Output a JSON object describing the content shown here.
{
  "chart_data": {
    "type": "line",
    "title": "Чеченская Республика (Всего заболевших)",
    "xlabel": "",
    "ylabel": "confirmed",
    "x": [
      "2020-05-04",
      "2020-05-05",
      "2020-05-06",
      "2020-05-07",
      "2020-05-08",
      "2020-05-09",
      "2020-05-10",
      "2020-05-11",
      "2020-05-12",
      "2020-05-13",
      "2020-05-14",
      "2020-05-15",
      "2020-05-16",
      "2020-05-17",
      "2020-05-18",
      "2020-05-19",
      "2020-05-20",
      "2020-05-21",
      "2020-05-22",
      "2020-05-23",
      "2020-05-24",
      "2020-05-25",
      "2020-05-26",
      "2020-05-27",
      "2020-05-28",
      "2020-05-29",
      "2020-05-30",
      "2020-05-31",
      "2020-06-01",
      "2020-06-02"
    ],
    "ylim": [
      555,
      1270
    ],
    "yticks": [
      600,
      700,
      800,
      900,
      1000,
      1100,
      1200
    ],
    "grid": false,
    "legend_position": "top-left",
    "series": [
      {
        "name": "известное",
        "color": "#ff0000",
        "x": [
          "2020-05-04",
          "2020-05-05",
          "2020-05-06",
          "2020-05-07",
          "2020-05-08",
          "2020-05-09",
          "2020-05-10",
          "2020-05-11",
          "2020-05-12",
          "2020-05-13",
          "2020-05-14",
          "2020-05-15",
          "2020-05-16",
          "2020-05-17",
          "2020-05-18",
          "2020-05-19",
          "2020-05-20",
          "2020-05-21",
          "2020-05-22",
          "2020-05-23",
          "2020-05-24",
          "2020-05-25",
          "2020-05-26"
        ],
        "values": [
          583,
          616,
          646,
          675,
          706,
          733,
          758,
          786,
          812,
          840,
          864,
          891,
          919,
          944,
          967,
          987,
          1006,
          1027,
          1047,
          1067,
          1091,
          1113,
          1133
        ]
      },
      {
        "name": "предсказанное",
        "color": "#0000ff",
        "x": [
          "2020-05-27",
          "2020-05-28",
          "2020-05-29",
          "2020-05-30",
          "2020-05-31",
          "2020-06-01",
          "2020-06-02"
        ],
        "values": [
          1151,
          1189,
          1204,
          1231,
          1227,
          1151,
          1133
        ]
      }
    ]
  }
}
══════════════════════════════
Instruction: Find every line above that contains the word "name", and return each one.

Answer for the task:
        "name": "известное",
        "name": "предсказанное",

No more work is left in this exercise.